* _Exercise_
Restate the data exactly as given and keep the pictures out.
- - - -
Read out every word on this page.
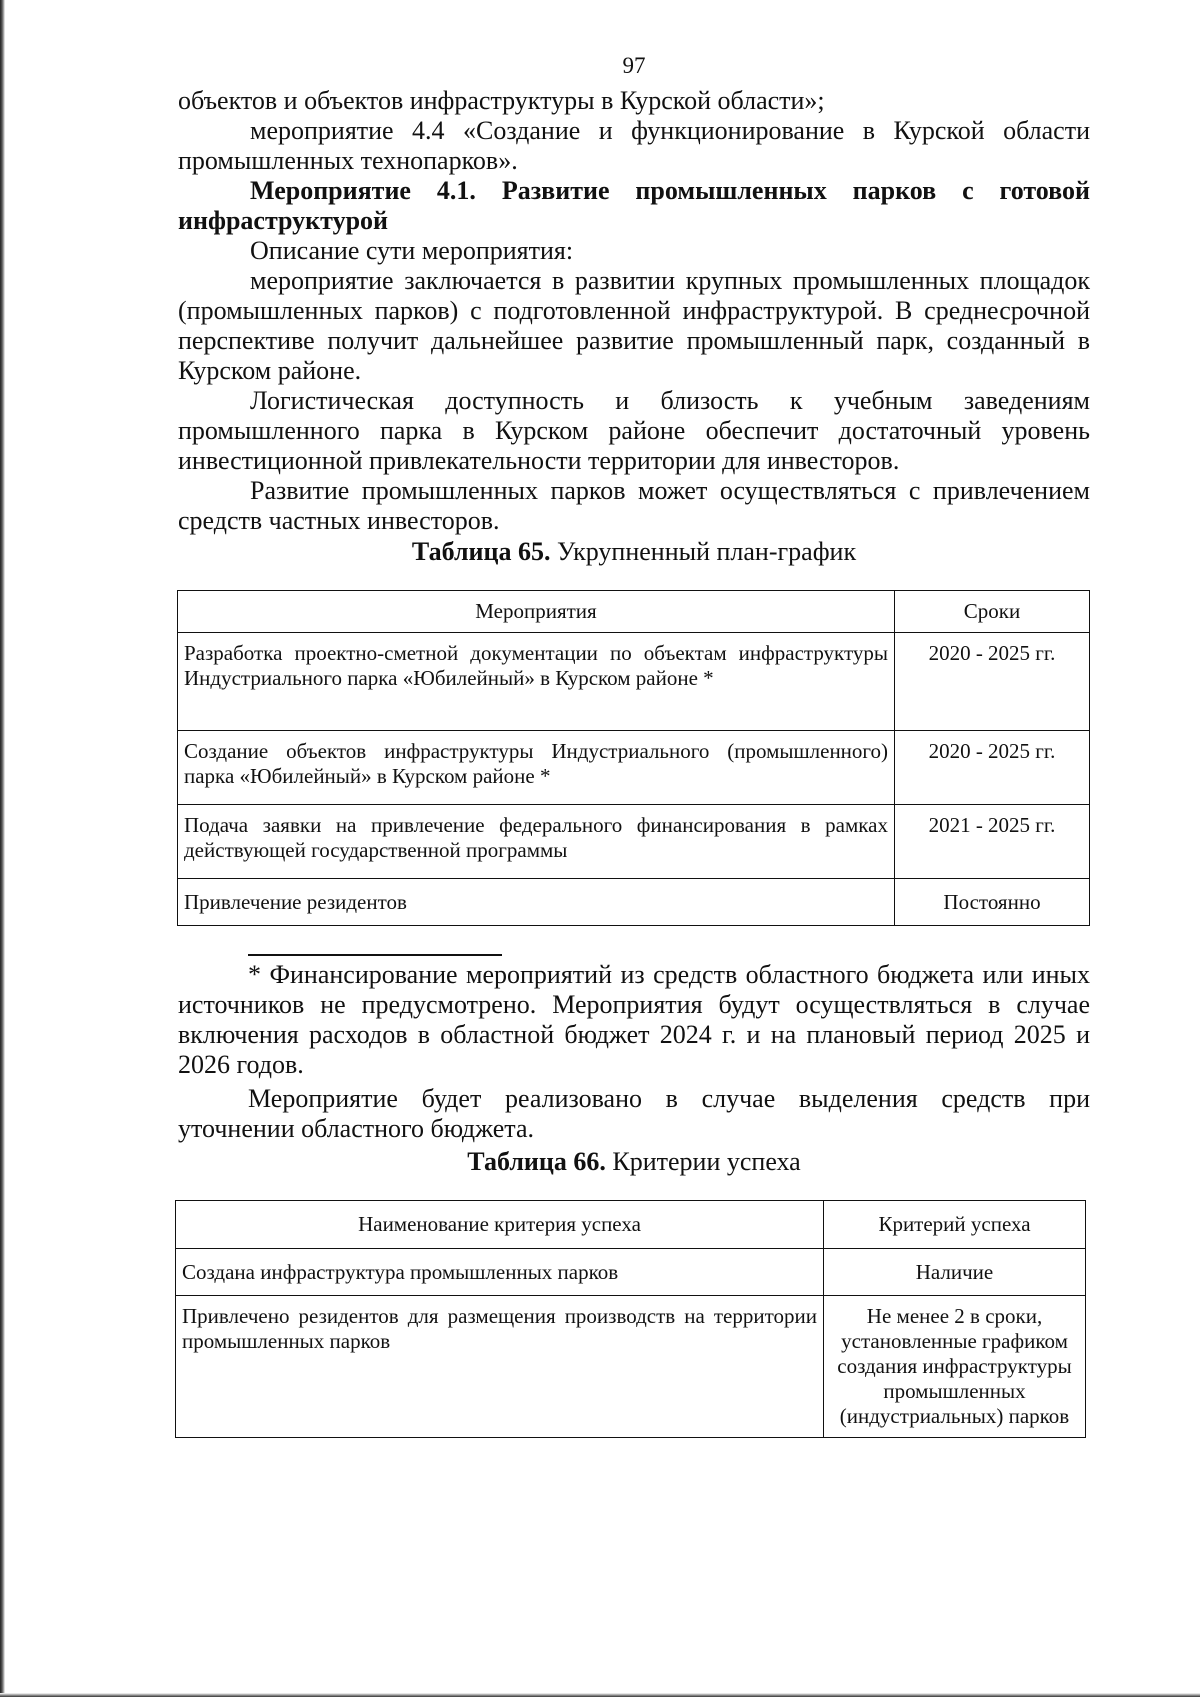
97

объектов и объектов инфраструктуры в Курской области»;

мероприятие 4.4 «Создание и функционирование в Курской области промышленных технопарков».

Мероприятие 4.1. Развитие промышленных парков с готовой инфраструктурой

Описание сути мероприятия:

мероприятие заключается в развитии крупных промышленных площадок (промышленных парков) с подготовленной инфраструктурой. В среднесрочной перспективе получит дальнейшее развитие промышленный парк, созданный в Курском районе.

Логистическая доступность и близость к учебным заведениям промышленного парка в Курском районе обеспечит достаточный уровень инвестиционной привлекательности территории для инвесторов.

Развитие промышленных парков может осуществляться с привлечением средств частных инвесторов.

Таблица 65. Укрупненный план-график

Мероприятия	Сроки
Разработка проектно-сметной документации по объектам инфраструктуры Индустриального парка «Юбилейный» в Курском районе *	2020 - 2025 гг.
Создание объектов инфраструктуры Индустриального (промышленного) парка «Юбилейный» в Курском районе *	2020 - 2025 гг.
Подача заявки на привлечение федерального финансирования в рамках действующей государственной программы	2021 - 2025 гг.
Привлечение резидентов	Постоянно

* Финансирование мероприятий из средств областного бюджета или иных источников не предусмотрено. Мероприятия будут осуществляться в случае включения расходов в областной бюджет 2024 г. и на плановый период 2025 и 2026 годов.

Мероприятие будет реализовано в случае выделения средств при уточнении областного бюджета.

Таблица 66. Критерии успеха

Наименование критерия успеха	Критерий успеха
Создана инфраструктура промышленных парков	Наличие
Привлечено резидентов для размещения производств на территории промышленных парков	Не менее 2 в сроки, установленные графиком создания инфраструктуры промышленных (индустриальных) парков
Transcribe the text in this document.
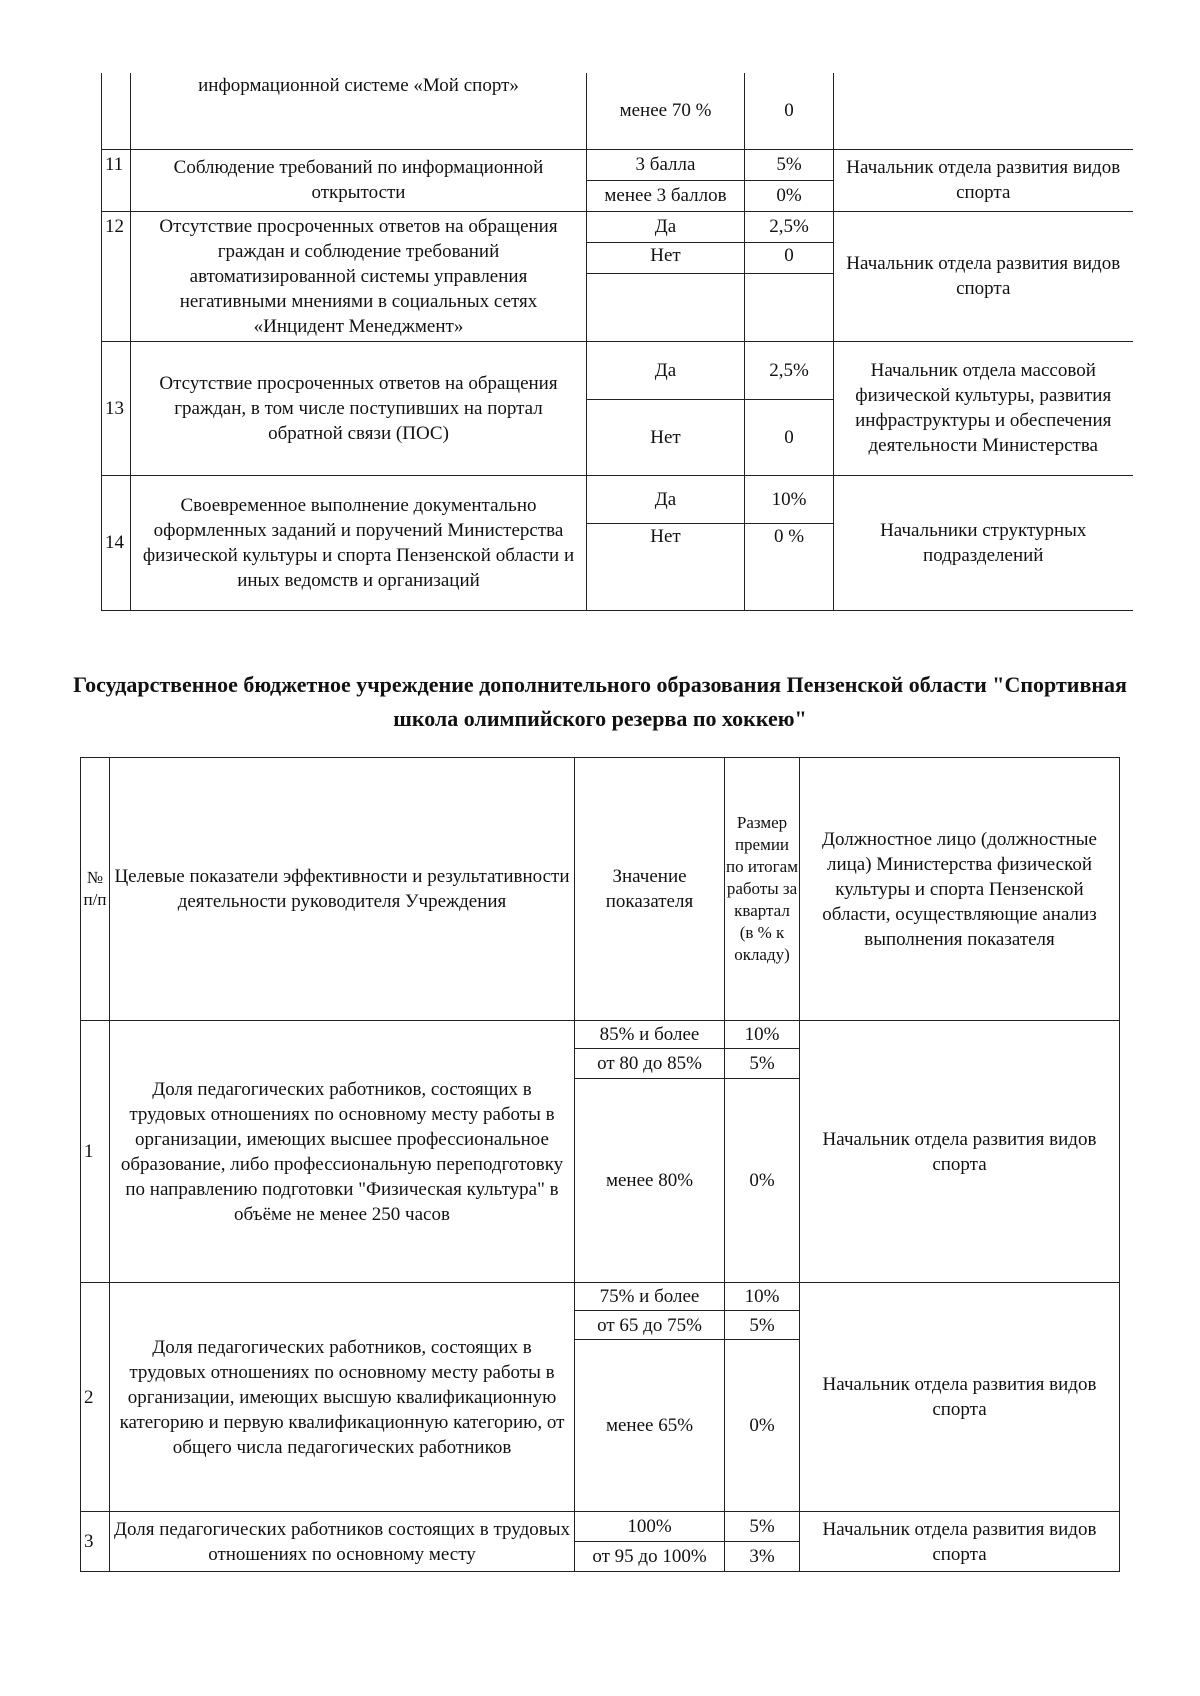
	информационной системе «Мой спорт»	менее 70 %	0	
11	Соблюдение требований по информационной открытости	3 балла	5%	Начальник отдела развития видов спорта
		менее 3 баллов	0%	
12	Отсутствие просроченных ответов на обращения граждан и соблюдение требований автоматизированной системы управления негативными мнениями в социальных сетях «Инцидент Менеджмент»	Да	2,5%	Начальник отдела развития видов спорта
		Нет	0	

13	Отсутствие просроченных ответов на обращения граждан, в том числе поступивших на портал обратной связи (ПОС)	Да	2,5%	Начальник отдела массовой физической культуры, развития инфраструктуры и обеспечения деятельности Министерства
		Нет	0	
14	Своевременное выполнение документально оформленных заданий и поручений Министерства физической культуры и спорта Пензенской области и иных ведомств и организаций	Да	10%	Начальники структурных подразделений
		Нет	0 %	
Государственное бюджетное учреждение дополнительного образования Пензенской области "Спортивная школа олимпийского резерва по хоккею"
№ п/п	Целевые показатели эффективности и результативности деятельности руководителя Учреждения	Значение показателя	Размер премии по итогам работы за квартал (в % к окладу)	Должностное лицо (должностные лица) Министерства физической культуры и спорта Пензенской области, осуществляющие анализ выполнения показателя
1	Доля педагогических работников, состоящих в трудовых отношениях по основному месту работы в организации, имеющих высшее профессиональное образование, либо профессиональную переподготовку по направлению подготовки "Физическая культура" в объёме не менее 250 часов	85% и более	10%	Начальник отдела развития видов спорта
		от 80 до 85%	5%	
		менее 80%	0%	
2	Доля педагогических работников, состоящих в трудовых отношениях по основному месту работы в организации, имеющих высшую квалификационную категорию и первую квалификационную категорию, от общего числа педагогических работников	75% и более	10%	Начальник отдела развития видов спорта
		от 65 до 75%	5%	
		менее 65%	0%	
3	Доля педагогических работников состоящих в трудовых отношениях по основному месту	100%	5%	Начальник отдела развития видов спорта
		от 95 до 100%	3%	
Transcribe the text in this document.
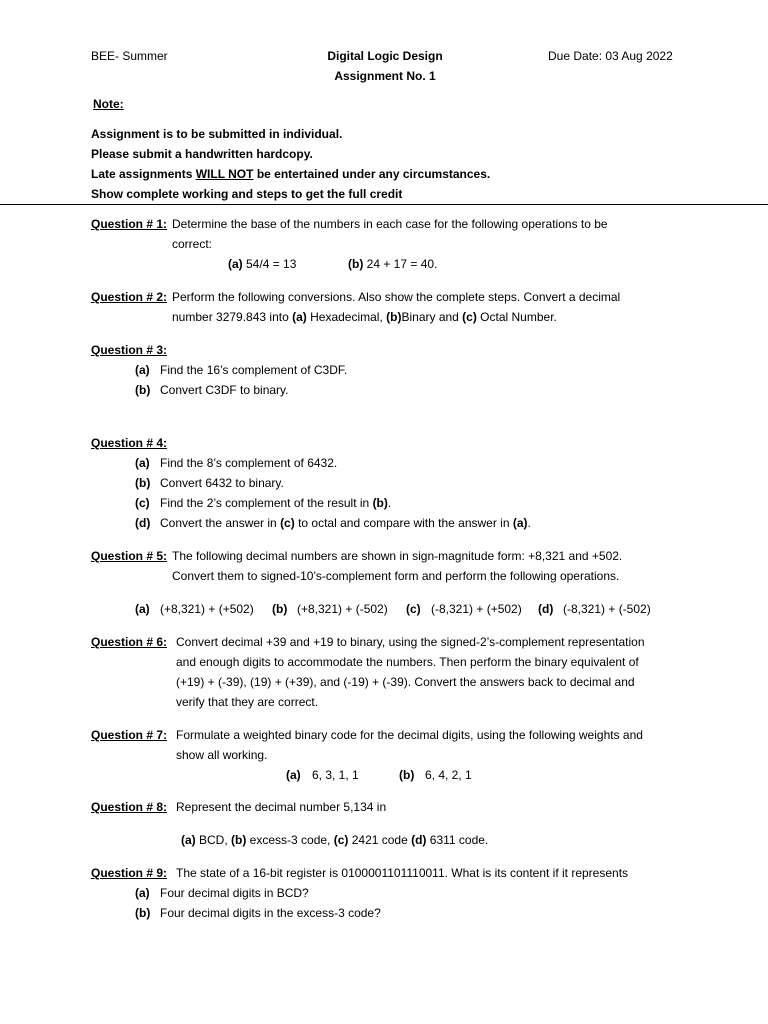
BEE- Summer	Digital Logic Design
Assignment No. 1
Due Date: 03 Aug 2022
Note:
Assignment is to be submitted in individual.
Please submit a handwritten hardcopy.
Late assignments WILL NOT be entertained under any circumstances.
Show complete working and steps to get the full credit
Question # 1: Determine the base of the numbers in each case for the following operations to be
correct:
(a) 54/4 = 13	(b) 24 + 17 = 40.
Question # 2: Perform the following conversions. Also show the complete steps. Convert a decimal
number 3279.843 into (a) Hexadecimal, (b)Binary and (c) Octal Number.
Question # 3:
(a) Find the 16’s complement of C3DF.
(b) Convert C3DF to binary.
Question # 4:
(a) Find the 8’s complement of 6432.
(b) Convert 6432 to binary.
(c) Find the 2’s complement of the result in (b).
(d) Convert the answer in (c) to octal and compare with the answer in (a).
Question # 5: The following decimal numbers are shown in sign-magnitude form: +8,321 and +502.
Convert them to signed-10’s-complement form and perform the following operations.
(a) (+8,321) + (+502) (b) (+8,321) + (-502) (c) (-8,321) + (+502) (d) (-8,321) + (-502)
Question # 6: Convert decimal +39 and +19 to binary, using the signed-2’s-complement representation
and enough digits to accommodate the numbers. Then perform the binary equivalent of
(+19) + (-39), (19) + (+39), and (-19) + (-39). Convert the answers back to decimal and
verify that they are correct.
Question # 7: Formulate a weighted binary code for the decimal digits, using the following weights and
show all working.
(a) 6, 3, 1, 1	(b) 6, 4, 2, 1
Question # 8: Represent the decimal number 5,134 in
(a) BCD, (b) excess-3 code, (c) 2421 code (d) 6311 code.
Question # 9: The state of a 16-bit register is 0100001101110011. What is its content if it represents
(a) Four decimal digits in BCD?
(b) Four decimal digits in the excess-3 code?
- - - -
* _Result_
Read out every word on this page.
97

объектов и объектов инфраструктуры в Курской области»;

мероприятие 4.4 «Создание и функционирование в Курской области промышленных технопарков».

Мероприятие 4.1. Развитие промышленных парков с готовой инфраструктурой

Описание сути мероприятия:

мероприятие заключается в развитии крупных промышленных площадок (промышленных парков) с подготовленной инфраструктурой. В среднесрочной перспективе получит дальнейшее развитие промышленный парк, созданный в Курском районе.

Логистическая доступность и близость к учебным заведениям промышленного парка в Курском районе обеспечит достаточный уровень инвестиционной привлекательности территории для инвесторов.

Развитие промышленных парков может осуществляться с привлечением средств частных инвесторов.

Таблица 65. Укрупненный план-график

Мероприятия	Сроки
Разработка проектно-сметной документации по объектам инфраструктуры Индустриального парка «Юбилейный» в Курском районе *	2020 - 2025 гг.
Создание объектов инфраструктуры Индустриального (промышленного) парка «Юбилейный» в Курском районе *	2020 - 2025 гг.
Подача заявки на привлечение федерального финансирования в рамках действующей государственной программы	2021 - 2025 гг.
Привлечение резидентов	Постоянно

* Финансирование мероприятий из средств областного бюджета или иных источников не предусмотрено. Мероприятия будут осуществляться в случае включения расходов в областной бюджет 2024 г. и на плановый период 2025 и 2026 годов.

Мероприятие будет реализовано в случае выделения средств при уточнении областного бюджета.

Таблица 66. Критерии успеха

Наименование критерия успеха	Критерий успеха
Создана инфраструктура промышленных парков	Наличие
Привлечено резидентов для размещения производств на территории промышленных парков	Не менее 2 в сроки, установленные графиком создания инфраструктуры промышленных (индустриальных) парков
Transcribe the text in this document.
	информационной системе «Мой спорт»	менее 70 %	0	
11	Соблюдение требований по информационной открытости	3 балла	5%	Начальник отдела развития видов спорта
		менее 3 баллов	0%	
12	Отсутствие просроченных ответов на обращения граждан и соблюдение требований автоматизированной системы управления негативными мнениями в социальных сетях «Инцидент Менеджмент»	Да	2,5%	Начальник отдела развития видов спорта
		Нет	0	

13	Отсутствие просроченных ответов на обращения граждан, в том числе поступивших на портал обратной связи (ПОС)	Да	2,5%	Начальник отдела массовой физической культуры, развития инфраструктуры и обеспечения деятельности Министерства
		Нет	0	
14	Своевременное выполнение документально оформленных заданий и поручений Министерства физической культуры и спорта Пензенской области и иных ведомств и организаций	Да	10%	Начальники структурных подразделений
		Нет	0 %	
Государственное бюджетное учреждение дополнительного образования Пензенской области "Спортивная школа олимпийского резерва по хоккею"
№ п/п	Целевые показатели эффективности и результативности деятельности руководителя Учреждения	Значение показателя	Размер премии по итогам работы за квартал (в % к окладу)	Должностное лицо (должностные лица) Министерства физической культуры и спорта Пензенской области, осуществляющие анализ выполнения показателя
1	Доля педагогических работников, состоящих в трудовых отношениях по основному месту работы в организации, имеющих высшее профессиональное образование, либо профессиональную переподготовку по направлению подготовки "Физическая культура" в объёме не менее 250 часов	85% и более	10%	Начальник отдела развития видов спорта
		от 80 до 85%	5%	
		менее 80%	0%	
2	Доля педагогических работников, состоящих в трудовых отношениях по основному месту работы в организации, имеющих высшую квалификационную категорию и первую квалификационную категорию, от общего числа педагогических работников	75% и более	10%	Начальник отдела развития видов спорта
		от 65 до 75%	5%	
		менее 65%	0%	
3	Доля педагогических работников состоящих в трудовых отношениях по основному месту	100%	5%	Начальник отдела развития видов спорта
		от 95 до 100%	3%	
Transcribe the text in this document.
BEE- Summer	Digital Logic Design
Assignment No. 1
Due Date: 03 Aug 2022
Note:
Assignment is to be submitted in individual.
Please submit a handwritten hardcopy.
Late assignments WILL NOT be entertained under any circumstances.
Show complete working and steps to get the full credit
Question # 1: Determine the base of the numbers in each case for the following operations to be
correct:
(a) 54/4 = 13	(b) 24 + 17 = 40.
Question # 2: Perform the following conversions. Also show the complete steps. Convert a decimal
number 3279.843 into (a) Hexadecimal, (b)Binary and (c) Octal Number.
Question # 3:
(a) Find the 16’s complement of C3DF.
(b) Convert C3DF to binary.
Question # 4:
(a) Find the 8’s complement of 6432.
(b) Convert 6432 to binary.
(c) Find the 2’s complement of the result in (b).
(d) Convert the answer in (c) to octal and compare with the answer in (a).
Question # 5: The following decimal numbers are shown in sign-magnitude form: +8,321 and +502.
Convert them to signed-10’s-complement form and perform the following operations.
(a) (+8,321) + (+502) (b) (+8,321) + (-502) (c) (-8,321) + (+502) (d) (-8,321) + (-502)
Question # 6: Convert decimal +39 and +19 to binary, using the signed-2’s-complement representation
and enough digits to accommodate the numbers. Then perform the binary equivalent of
(+19) + (-39), (19) + (+39), and (-19) + (-39). Convert the answers back to decimal and
verify that they are correct.
Question # 7: Formulate a weighted binary code for the decimal digits, using the following weights and
show all working.
(a) 6, 3, 1, 1	(b) 6, 4, 2, 1
Question # 8: Represent the decimal number 5,134 in
(a) BCD, (b) excess-3 code, (c) 2421 code (d) 6311 code.
Question # 9: The state of a 16-bit register is 0100001101110011. What is its content if it represents
(a) Four decimal digits in BCD?
(b) Four decimal digits in the excess-3 code?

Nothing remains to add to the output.